WHAT IS NEEDED:
Please count the lines in the listing below where the word "xlabel" appears. Give the number only.
----- DATA LINES
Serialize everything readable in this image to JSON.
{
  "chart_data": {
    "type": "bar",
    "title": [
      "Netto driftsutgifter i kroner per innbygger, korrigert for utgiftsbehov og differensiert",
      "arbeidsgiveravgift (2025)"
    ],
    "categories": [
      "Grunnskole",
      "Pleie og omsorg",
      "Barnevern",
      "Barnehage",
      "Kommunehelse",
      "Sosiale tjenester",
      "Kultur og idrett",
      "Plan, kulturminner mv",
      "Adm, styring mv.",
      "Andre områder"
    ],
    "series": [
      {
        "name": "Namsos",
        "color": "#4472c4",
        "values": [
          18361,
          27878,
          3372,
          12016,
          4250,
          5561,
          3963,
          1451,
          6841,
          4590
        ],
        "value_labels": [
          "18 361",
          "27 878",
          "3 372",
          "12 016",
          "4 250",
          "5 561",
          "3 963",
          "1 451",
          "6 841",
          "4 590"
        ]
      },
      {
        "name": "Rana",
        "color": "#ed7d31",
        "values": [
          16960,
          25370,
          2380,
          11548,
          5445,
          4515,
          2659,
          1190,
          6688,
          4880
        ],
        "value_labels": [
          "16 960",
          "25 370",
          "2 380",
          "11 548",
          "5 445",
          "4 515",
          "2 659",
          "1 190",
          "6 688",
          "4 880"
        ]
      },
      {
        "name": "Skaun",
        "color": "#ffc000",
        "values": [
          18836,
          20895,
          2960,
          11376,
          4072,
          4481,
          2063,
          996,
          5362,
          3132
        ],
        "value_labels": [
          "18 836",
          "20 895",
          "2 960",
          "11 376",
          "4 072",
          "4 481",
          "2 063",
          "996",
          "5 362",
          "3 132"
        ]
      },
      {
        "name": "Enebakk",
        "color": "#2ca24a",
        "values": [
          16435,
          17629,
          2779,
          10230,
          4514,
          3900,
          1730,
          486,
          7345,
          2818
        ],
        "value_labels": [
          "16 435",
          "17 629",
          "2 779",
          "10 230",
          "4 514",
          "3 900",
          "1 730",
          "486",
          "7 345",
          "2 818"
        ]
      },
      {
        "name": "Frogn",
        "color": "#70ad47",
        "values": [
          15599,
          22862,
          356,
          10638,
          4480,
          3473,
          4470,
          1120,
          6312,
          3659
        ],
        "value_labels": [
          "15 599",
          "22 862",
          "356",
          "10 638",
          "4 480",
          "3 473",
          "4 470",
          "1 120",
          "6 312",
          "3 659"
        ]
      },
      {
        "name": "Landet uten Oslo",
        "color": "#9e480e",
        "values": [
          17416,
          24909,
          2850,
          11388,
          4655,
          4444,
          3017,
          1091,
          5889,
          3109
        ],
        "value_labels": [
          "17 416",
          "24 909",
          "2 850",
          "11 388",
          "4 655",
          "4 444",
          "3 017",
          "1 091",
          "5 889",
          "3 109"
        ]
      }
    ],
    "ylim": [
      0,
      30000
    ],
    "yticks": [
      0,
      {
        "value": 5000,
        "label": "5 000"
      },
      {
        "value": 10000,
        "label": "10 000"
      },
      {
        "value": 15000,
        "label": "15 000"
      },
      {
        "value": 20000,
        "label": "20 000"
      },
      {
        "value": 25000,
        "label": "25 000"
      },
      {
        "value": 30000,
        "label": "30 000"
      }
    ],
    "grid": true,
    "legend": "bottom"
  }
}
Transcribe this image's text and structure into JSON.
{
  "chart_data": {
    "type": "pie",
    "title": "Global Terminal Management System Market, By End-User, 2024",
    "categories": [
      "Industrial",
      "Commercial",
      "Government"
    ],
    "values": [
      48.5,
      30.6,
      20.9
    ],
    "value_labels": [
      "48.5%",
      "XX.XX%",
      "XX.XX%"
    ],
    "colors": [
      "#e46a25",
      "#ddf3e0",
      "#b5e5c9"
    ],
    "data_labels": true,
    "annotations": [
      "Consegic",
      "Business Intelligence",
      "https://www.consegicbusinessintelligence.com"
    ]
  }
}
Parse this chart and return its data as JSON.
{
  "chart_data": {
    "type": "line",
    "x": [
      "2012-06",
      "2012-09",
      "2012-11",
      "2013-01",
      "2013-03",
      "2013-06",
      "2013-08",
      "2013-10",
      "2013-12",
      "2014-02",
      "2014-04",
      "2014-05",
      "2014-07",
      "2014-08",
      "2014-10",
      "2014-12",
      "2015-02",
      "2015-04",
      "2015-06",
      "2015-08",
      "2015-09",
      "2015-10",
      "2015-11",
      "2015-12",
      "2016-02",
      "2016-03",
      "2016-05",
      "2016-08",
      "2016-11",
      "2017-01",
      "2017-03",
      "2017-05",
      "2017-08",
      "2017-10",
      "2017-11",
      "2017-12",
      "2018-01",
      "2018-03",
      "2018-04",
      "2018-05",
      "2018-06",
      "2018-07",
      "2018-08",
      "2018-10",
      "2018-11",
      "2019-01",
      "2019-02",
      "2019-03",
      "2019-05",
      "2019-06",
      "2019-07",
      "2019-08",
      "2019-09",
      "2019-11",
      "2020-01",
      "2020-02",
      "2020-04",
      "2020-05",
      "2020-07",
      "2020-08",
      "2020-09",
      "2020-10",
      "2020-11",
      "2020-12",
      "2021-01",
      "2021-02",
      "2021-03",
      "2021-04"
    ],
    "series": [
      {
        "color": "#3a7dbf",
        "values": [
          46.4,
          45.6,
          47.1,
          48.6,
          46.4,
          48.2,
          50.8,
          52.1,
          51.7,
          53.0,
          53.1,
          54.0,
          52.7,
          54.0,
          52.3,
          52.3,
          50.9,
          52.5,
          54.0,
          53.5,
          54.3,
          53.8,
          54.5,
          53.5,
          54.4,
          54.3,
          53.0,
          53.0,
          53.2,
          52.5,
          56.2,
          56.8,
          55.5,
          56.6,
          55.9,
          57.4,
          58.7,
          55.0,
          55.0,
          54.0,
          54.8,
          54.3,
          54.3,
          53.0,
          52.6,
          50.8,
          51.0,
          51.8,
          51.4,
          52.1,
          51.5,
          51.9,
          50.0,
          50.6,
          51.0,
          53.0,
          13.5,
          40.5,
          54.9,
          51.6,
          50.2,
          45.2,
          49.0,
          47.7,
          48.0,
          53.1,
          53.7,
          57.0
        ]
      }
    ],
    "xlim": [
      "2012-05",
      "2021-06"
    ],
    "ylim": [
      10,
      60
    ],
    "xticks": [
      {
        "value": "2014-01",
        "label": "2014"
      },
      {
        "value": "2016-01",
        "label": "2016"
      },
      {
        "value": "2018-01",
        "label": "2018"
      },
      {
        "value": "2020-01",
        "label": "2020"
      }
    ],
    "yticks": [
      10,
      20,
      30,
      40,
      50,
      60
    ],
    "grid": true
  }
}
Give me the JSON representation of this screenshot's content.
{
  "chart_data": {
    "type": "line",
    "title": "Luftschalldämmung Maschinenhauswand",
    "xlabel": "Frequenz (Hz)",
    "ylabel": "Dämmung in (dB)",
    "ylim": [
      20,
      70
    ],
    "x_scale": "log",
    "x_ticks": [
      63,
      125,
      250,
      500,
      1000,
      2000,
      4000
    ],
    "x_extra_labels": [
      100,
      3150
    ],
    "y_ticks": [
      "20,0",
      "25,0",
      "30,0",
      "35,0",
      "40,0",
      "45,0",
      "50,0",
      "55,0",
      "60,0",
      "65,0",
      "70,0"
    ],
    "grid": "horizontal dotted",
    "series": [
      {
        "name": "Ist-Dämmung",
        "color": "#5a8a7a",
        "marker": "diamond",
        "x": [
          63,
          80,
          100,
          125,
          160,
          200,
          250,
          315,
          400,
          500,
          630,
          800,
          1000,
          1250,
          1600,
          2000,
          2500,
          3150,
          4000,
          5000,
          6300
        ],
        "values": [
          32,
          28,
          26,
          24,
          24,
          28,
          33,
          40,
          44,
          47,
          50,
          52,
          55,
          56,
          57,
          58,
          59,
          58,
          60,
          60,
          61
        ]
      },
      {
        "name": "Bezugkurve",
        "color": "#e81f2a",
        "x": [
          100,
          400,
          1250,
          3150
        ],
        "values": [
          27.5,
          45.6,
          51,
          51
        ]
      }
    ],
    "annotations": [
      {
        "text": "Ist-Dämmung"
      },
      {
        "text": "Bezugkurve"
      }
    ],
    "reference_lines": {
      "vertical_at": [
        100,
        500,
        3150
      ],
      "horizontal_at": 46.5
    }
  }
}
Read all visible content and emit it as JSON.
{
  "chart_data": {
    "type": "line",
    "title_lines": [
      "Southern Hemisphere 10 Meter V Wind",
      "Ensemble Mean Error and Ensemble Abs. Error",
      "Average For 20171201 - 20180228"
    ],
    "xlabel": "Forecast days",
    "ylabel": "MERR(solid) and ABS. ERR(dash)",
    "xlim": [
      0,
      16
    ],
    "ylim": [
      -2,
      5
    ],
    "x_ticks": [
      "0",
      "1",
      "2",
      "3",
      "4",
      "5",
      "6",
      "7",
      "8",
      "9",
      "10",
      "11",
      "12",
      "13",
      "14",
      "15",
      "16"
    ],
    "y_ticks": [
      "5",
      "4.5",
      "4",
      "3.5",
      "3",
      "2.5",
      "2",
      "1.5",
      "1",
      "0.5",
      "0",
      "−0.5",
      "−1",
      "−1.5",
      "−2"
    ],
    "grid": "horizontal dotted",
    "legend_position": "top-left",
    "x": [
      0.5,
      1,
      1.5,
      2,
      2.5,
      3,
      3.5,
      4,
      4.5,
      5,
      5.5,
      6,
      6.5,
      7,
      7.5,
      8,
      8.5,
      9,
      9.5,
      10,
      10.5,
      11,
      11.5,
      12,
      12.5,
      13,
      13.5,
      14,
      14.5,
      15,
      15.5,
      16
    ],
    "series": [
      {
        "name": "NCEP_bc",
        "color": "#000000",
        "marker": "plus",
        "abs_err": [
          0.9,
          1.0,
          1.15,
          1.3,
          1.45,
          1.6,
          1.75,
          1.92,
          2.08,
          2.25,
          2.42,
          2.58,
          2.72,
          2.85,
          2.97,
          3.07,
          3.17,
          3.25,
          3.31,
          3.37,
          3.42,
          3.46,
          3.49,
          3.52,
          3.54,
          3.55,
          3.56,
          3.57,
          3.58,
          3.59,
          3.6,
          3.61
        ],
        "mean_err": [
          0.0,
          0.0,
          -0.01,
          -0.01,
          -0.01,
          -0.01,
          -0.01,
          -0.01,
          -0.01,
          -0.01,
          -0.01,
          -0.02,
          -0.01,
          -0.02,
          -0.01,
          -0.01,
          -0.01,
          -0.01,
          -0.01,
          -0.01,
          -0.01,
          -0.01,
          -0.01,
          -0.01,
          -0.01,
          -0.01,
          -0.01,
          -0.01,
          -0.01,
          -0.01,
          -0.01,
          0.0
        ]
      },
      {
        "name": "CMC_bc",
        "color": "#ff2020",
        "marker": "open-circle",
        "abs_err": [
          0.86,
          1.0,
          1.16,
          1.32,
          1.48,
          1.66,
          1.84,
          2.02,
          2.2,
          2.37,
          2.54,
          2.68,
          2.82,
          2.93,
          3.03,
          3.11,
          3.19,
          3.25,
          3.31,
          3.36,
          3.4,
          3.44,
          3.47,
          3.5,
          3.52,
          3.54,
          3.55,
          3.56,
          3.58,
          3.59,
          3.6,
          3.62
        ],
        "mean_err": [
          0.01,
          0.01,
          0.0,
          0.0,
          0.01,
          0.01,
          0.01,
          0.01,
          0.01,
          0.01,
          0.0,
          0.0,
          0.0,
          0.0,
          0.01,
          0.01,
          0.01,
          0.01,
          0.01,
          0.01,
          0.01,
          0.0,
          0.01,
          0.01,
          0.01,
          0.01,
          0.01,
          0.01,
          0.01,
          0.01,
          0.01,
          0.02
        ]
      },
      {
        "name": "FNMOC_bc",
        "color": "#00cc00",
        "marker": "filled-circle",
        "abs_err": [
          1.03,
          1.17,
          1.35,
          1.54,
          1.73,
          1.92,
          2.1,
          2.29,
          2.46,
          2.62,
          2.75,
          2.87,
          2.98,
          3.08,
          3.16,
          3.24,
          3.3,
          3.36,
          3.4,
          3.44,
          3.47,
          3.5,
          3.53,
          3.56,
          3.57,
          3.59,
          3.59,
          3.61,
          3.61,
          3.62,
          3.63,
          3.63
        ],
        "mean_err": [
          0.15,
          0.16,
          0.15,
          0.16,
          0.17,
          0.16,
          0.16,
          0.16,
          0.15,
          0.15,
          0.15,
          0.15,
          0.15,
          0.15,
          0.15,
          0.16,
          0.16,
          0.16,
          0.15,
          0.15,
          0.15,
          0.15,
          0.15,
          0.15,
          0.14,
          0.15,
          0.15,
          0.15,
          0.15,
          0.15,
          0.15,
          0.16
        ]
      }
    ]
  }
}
----------
EXERCISE OUTPUT:
2